▶ [What is required] Copy each line below without leaving any out.

▶ [Data excerpts]
-- start --

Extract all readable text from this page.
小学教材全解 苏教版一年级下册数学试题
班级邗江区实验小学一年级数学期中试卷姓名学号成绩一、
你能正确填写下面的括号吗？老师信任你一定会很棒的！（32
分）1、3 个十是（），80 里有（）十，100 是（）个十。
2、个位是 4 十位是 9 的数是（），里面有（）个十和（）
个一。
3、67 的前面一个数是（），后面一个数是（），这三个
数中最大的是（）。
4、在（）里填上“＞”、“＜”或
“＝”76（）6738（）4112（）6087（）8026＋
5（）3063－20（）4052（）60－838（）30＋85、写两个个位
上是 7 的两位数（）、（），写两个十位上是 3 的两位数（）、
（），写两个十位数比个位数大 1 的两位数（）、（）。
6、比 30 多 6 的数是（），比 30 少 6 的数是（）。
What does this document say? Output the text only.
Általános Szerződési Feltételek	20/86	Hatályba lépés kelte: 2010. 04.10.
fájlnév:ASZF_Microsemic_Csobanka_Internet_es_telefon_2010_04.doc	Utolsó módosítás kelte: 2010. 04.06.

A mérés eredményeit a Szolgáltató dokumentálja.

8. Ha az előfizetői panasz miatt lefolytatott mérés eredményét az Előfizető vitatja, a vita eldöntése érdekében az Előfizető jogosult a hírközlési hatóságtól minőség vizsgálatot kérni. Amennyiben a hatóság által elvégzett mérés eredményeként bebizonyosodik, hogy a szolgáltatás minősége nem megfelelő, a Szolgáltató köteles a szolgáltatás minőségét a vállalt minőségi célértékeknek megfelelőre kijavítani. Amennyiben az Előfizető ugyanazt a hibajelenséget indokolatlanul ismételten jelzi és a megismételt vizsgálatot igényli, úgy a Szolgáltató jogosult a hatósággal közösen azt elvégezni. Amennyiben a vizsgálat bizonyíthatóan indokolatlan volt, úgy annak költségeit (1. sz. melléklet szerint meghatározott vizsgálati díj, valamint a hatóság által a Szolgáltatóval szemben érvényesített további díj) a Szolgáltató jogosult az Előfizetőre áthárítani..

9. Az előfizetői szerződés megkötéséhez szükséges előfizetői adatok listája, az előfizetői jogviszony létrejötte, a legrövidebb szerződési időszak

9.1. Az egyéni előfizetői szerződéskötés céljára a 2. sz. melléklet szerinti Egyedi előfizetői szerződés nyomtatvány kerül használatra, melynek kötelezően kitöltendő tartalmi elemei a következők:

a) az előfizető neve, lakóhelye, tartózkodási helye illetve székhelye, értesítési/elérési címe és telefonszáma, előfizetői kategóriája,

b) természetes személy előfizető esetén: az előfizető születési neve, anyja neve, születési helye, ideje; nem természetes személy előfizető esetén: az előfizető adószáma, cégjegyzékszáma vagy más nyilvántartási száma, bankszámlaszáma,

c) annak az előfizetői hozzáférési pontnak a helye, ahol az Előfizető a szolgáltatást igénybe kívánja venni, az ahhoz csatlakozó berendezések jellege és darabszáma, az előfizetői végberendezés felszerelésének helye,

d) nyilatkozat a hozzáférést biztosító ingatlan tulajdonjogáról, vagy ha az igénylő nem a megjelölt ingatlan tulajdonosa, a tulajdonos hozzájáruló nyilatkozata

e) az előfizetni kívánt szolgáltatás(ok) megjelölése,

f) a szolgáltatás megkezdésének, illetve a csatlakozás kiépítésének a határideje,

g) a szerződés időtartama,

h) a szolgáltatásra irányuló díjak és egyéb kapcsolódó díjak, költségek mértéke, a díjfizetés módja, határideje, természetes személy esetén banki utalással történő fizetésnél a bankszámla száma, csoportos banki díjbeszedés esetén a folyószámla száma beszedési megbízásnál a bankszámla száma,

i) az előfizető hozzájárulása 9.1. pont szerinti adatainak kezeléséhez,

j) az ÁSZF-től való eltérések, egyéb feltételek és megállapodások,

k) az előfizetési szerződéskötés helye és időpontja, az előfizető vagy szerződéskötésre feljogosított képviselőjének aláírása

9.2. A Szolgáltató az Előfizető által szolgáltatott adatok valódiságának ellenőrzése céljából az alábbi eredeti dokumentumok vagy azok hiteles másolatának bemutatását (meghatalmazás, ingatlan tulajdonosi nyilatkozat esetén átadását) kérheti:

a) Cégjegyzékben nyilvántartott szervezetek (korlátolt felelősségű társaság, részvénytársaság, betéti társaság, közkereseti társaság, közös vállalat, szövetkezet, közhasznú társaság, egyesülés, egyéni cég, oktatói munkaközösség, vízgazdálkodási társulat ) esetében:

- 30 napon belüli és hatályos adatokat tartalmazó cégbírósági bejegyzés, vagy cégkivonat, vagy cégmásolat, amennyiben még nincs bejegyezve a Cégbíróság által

-- end --

▶ [Finished task]
Extract all readable text from this page.
小学教材全解 苏教版一年级下册数学试题
班级邗江区实验小学一年级数学期中试卷姓名学号成绩一、
你能正确填写下面的括号吗？老师信任你一定会很棒的！（32
分）1、3 个十是（），80 里有（）十，100 是（）个十。
2、个位是 4 十位是 9 的数是（），里面有（）个十和（）
个一。
3、67 的前面一个数是（），后面一个数是（），这三个
数中最大的是（）。
4、在（）里填上“＞”、“＜”或
“＝”76（）6738（）4112（）6087（）8026＋
5（）3063－20（）4052（）60－838（）30＋85、写两个个位
上是 7 的两位数（）、（），写两个十位上是 3 的两位数（）、
（），写两个十位数比个位数大 1 的两位数（）、（）。
6、比 30 多 6 的数是（），比 30 少 6 的数是（）。
What does this document say? Output the text only.
Általános Szerződési Feltételek	20/86	Hatályba lépés kelte: 2010. 04.10.
fájlnév:ASZF_Microsemic_Csobanka_Internet_es_telefon_2010_04.doc	Utolsó módosítás kelte: 2010. 04.06.

A mérés eredményeit a Szolgáltató dokumentálja.

8. Ha az előfizetői panasz miatt lefolytatott mérés eredményét az Előfizető vitatja, a vita eldöntése érdekében az Előfizető jogosult a hírközlési hatóságtól minőség vizsgálatot kérni. Amennyiben a hatóság által elvégzett mérés eredményeként bebizonyosodik, hogy a szolgáltatás minősége nem megfelelő, a Szolgáltató köteles a szolgáltatás minőségét a vállalt minőségi célértékeknek megfelelőre kijavítani. Amennyiben az Előfizető ugyanazt a hibajelenséget indokolatlanul ismételten jelzi és a megismételt vizsgálatot igényli, úgy a Szolgáltató jogosult a hatósággal közösen azt elvégezni. Amennyiben a vizsgálat bizonyíthatóan indokolatlan volt, úgy annak költségeit (1. sz. melléklet szerint meghatározott vizsgálati díj, valamint a hatóság által a Szolgáltatóval szemben érvényesített további díj) a Szolgáltató jogosult az Előfizetőre áthárítani..

9. Az előfizetői szerződés megkötéséhez szükséges előfizetői adatok listája, az előfizetői jogviszony létrejötte, a legrövidebb szerződési időszak

9.1. Az egyéni előfizetői szerződéskötés céljára a 2. sz. melléklet szerinti Egyedi előfizetői szerződés nyomtatvány kerül használatra, melynek kötelezően kitöltendő tartalmi elemei a következők:

a) az előfizető neve, lakóhelye, tartózkodási helye illetve székhelye, értesítési/elérési címe és telefonszáma, előfizetői kategóriája,

b) természetes személy előfizető esetén: az előfizető születési neve, anyja neve, születési helye, ideje; nem természetes személy előfizető esetén: az előfizető adószáma, cégjegyzékszáma vagy más nyilvántartási száma, bankszámlaszáma,

c) annak az előfizetői hozzáférési pontnak a helye, ahol az Előfizető a szolgáltatást igénybe kívánja venni, az ahhoz csatlakozó berendezések jellege és darabszáma, az előfizetői végberendezés felszerelésének helye,

d) nyilatkozat a hozzáférést biztosító ingatlan tulajdonjogáról, vagy ha az igénylő nem a megjelölt ingatlan tulajdonosa, a tulajdonos hozzájáruló nyilatkozata

e) az előfizetni kívánt szolgáltatás(ok) megjelölése,

f) a szolgáltatás megkezdésének, illetve a csatlakozás kiépítésének a határideje,

g) a szerződés időtartama,

h) a szolgáltatásra irányuló díjak és egyéb kapcsolódó díjak, költségek mértéke, a díjfizetés módja, határideje, természetes személy esetén banki utalással történő fizetésnél a bankszámla száma, csoportos banki díjbeszedés esetén a folyószámla száma beszedési megbízásnál a bankszámla száma,

i) az előfizető hozzájárulása 9.1. pont szerinti adatainak kezeléséhez,

j) az ÁSZF-től való eltérések, egyéb feltételek és megállapodások,

k) az előfizetési szerződéskötés helye és időpontja, az előfizető vagy szerződéskötésre feljogosított képviselőjének aláírása

9.2. A Szolgáltató az Előfizető által szolgáltatott adatok valódiságának ellenőrzése céljából az alábbi eredeti dokumentumok vagy azok hiteles másolatának bemutatását (meghatalmazás, ingatlan tulajdonosi nyilatkozat esetén átadását) kérheti:

a) Cégjegyzékben nyilvántartott szervezetek (korlátolt felelősségű társaság, részvénytársaság, betéti társaság, közkereseti társaság, közös vállalat, szövetkezet, közhasznú társaság, egyesülés, egyéni cég, oktatói munkaközösség, vízgazdálkodási társulat ) esetében:

- 30 napon belüli és hatályos adatokat tartalmazó cégbírósági bejegyzés, vagy cégkivonat, vagy cégmásolat, amennyiben még nincs bejegyezve a Cégbíróság által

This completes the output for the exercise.